Goal: Work out how many lines hold the string "marker". Give that number and nothing more.

Stored data entries
_ _ _ _
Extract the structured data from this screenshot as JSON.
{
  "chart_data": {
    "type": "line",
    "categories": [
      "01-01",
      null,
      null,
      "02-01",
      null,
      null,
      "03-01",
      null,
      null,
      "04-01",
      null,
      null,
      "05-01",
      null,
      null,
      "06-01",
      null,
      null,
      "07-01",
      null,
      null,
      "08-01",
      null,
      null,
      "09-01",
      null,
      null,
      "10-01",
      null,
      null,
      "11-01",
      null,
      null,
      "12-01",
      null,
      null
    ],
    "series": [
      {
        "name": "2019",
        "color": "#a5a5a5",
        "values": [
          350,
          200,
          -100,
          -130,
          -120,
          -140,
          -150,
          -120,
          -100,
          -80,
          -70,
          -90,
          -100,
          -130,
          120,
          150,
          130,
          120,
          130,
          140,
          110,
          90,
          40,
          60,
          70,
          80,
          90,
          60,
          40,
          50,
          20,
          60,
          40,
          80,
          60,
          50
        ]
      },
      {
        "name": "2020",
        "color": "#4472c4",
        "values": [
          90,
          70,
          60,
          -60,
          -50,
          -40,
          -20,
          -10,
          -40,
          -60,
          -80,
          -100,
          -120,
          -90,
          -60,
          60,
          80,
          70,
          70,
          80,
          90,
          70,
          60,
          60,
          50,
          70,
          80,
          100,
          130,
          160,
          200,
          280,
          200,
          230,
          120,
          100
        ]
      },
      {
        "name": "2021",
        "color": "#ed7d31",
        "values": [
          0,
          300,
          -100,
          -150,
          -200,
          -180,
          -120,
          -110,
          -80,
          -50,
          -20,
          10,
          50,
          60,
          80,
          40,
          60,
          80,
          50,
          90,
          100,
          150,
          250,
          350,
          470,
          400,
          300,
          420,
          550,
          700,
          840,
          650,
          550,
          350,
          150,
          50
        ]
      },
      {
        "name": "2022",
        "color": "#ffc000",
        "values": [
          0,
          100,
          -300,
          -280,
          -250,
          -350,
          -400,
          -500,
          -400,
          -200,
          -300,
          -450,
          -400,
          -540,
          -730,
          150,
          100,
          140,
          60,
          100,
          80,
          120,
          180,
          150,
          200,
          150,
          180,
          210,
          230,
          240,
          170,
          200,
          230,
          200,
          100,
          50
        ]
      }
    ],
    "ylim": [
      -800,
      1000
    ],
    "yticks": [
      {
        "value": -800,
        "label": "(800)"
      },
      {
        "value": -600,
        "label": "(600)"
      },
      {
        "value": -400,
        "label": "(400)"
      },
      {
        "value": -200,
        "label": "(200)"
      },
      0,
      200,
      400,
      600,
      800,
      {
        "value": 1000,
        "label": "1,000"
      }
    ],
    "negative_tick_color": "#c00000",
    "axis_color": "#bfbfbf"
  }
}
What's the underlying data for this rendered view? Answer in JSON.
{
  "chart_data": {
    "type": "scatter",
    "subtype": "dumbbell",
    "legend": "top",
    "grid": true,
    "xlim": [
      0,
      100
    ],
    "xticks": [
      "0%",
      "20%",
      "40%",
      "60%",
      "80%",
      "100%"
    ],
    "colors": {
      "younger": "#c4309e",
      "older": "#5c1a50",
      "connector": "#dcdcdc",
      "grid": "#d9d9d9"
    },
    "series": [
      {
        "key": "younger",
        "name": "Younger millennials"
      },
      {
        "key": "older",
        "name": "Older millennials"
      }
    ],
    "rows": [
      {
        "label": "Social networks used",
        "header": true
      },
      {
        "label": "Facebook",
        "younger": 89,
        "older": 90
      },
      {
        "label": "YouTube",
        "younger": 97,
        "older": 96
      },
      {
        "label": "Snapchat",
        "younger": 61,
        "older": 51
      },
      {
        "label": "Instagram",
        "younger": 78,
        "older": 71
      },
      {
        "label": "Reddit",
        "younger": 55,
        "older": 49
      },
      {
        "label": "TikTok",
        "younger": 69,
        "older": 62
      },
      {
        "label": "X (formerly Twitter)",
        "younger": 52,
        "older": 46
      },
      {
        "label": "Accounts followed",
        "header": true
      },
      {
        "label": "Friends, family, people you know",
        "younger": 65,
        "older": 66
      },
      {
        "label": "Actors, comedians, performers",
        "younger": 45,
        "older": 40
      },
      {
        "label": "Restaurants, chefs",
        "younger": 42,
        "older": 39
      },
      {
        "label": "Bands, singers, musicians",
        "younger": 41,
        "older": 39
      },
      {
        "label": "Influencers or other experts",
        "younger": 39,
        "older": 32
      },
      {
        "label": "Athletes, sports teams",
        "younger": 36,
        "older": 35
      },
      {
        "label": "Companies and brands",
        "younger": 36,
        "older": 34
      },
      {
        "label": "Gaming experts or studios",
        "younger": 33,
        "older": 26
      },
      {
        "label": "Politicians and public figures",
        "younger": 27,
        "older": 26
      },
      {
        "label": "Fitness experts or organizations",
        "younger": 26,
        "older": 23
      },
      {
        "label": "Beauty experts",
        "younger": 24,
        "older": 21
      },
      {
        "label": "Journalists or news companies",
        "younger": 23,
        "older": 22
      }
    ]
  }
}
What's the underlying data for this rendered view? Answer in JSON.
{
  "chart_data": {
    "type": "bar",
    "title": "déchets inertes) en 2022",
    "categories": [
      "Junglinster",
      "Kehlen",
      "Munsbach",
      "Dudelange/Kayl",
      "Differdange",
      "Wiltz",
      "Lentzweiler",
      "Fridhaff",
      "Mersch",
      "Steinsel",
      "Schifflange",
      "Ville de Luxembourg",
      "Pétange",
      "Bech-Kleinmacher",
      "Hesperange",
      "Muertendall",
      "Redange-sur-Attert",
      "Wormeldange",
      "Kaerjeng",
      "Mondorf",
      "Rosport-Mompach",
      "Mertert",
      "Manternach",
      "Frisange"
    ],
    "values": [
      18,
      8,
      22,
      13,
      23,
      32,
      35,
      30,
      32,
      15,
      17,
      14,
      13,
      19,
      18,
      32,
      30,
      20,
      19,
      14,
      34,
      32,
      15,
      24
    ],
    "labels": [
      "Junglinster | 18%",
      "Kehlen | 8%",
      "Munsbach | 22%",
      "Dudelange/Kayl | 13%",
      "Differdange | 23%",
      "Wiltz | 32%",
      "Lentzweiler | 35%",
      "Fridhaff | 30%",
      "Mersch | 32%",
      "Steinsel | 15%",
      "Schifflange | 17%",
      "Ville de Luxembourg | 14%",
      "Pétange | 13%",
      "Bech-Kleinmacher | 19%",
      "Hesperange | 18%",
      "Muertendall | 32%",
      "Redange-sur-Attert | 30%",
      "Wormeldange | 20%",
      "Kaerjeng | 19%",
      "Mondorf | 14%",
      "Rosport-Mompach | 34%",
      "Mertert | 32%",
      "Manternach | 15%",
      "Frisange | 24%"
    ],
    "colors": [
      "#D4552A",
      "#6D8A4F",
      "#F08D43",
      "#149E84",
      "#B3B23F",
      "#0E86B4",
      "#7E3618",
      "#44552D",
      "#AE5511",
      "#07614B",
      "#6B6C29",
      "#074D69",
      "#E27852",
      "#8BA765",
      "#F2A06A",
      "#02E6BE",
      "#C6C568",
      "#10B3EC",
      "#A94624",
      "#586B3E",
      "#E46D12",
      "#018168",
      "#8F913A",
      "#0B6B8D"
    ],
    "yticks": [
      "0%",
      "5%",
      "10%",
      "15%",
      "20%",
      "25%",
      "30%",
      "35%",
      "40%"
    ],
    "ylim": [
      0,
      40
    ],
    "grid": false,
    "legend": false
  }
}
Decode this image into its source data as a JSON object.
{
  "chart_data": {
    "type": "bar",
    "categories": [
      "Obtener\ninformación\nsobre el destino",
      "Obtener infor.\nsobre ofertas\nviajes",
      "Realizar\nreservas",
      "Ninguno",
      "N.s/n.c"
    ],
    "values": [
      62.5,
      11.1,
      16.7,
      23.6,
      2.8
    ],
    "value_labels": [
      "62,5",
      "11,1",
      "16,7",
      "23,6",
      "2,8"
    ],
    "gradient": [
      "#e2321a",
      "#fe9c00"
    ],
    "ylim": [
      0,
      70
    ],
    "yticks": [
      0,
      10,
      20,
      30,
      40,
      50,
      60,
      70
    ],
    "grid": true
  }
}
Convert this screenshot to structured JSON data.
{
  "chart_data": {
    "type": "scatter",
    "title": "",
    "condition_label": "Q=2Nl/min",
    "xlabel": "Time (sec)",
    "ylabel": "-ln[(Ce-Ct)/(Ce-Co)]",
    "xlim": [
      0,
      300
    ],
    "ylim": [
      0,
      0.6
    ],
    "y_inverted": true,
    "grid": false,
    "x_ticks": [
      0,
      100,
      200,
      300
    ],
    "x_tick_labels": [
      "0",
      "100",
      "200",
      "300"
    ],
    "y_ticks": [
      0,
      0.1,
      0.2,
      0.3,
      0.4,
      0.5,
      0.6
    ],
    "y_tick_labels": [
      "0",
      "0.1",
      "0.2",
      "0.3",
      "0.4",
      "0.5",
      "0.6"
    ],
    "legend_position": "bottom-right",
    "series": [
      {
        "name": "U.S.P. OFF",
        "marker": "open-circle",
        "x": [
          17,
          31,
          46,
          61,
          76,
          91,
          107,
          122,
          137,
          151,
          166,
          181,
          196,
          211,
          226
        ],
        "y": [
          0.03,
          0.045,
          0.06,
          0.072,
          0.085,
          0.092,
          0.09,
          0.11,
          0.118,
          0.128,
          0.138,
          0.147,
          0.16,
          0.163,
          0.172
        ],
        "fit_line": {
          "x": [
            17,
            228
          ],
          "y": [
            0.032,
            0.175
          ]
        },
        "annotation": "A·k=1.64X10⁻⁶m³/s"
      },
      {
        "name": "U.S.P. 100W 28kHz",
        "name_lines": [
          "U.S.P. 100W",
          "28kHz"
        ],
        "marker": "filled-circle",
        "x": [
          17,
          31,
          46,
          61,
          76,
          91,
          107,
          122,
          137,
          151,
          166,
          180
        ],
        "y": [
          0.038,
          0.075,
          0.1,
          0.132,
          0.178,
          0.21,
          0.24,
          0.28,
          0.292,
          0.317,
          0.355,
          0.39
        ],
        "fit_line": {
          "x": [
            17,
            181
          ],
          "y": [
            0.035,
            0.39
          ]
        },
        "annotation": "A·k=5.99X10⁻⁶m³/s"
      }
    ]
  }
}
_ _ _ _
Output for this exercise: 2